▶ Given instruction: Lift out all lines below that contain "Quantidade".

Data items
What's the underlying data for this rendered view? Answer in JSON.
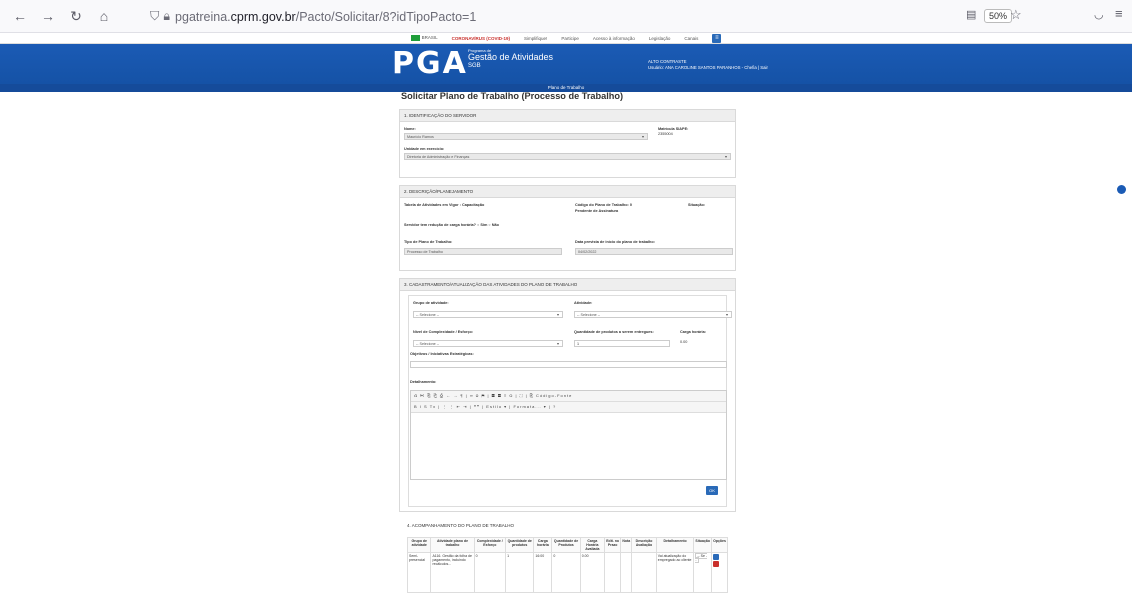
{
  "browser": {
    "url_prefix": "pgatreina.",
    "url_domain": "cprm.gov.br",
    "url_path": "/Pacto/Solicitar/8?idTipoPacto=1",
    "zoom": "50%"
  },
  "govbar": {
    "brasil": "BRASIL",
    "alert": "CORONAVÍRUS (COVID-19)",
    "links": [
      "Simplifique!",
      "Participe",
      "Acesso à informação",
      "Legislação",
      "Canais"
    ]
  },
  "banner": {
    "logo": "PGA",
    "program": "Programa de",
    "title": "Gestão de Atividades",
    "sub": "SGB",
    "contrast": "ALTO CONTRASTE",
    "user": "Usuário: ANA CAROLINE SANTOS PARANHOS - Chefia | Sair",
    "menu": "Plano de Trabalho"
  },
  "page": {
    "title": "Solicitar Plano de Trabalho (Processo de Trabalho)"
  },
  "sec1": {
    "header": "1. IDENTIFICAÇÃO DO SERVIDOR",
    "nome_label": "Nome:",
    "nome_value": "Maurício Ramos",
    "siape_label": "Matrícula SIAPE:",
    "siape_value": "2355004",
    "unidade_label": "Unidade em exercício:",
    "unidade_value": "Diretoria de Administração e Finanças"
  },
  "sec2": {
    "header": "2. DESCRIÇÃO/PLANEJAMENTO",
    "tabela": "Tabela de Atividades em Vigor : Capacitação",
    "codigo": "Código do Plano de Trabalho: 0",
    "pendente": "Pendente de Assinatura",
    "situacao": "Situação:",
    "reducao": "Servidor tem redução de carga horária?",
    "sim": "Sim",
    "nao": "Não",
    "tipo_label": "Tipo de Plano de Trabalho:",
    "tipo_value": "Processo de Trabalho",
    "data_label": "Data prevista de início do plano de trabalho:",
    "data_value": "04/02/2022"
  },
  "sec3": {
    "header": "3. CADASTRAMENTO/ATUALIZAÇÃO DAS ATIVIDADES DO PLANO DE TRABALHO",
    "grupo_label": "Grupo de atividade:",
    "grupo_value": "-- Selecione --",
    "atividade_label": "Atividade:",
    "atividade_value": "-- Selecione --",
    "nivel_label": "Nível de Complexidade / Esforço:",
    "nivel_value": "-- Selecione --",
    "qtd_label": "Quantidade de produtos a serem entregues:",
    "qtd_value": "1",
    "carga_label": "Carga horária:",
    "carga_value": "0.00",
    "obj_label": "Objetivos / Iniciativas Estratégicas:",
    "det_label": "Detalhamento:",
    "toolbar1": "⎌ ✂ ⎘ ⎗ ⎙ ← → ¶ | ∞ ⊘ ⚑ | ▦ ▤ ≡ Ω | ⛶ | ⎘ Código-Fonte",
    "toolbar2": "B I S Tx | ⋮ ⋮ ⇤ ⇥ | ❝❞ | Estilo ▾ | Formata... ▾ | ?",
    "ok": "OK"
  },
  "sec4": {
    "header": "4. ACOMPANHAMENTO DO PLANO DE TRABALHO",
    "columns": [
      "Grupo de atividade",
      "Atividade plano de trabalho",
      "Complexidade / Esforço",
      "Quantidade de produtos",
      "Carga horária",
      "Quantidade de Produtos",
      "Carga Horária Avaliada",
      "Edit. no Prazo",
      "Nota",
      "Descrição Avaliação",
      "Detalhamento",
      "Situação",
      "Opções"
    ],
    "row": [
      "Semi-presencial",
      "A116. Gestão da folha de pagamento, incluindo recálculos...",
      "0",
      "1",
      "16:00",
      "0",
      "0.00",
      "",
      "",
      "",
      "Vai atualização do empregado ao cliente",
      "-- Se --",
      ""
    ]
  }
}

...

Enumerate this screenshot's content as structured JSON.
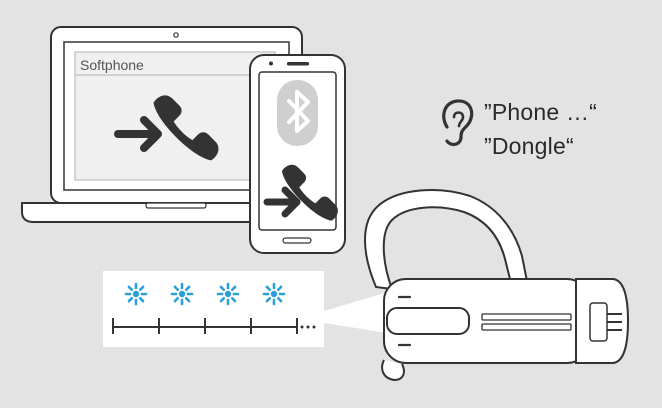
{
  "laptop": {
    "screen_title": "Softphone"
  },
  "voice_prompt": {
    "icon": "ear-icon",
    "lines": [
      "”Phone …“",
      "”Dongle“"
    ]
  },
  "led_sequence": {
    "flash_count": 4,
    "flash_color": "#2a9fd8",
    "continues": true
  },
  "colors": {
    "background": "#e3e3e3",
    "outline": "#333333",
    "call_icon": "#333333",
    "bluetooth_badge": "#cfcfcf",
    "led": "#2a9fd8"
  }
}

▶ Final answer:
    "qtd_label": "Quantidade de produtos a serem entregues:",
      "Quantidade de produtos",
      "Quantidade de Produtos",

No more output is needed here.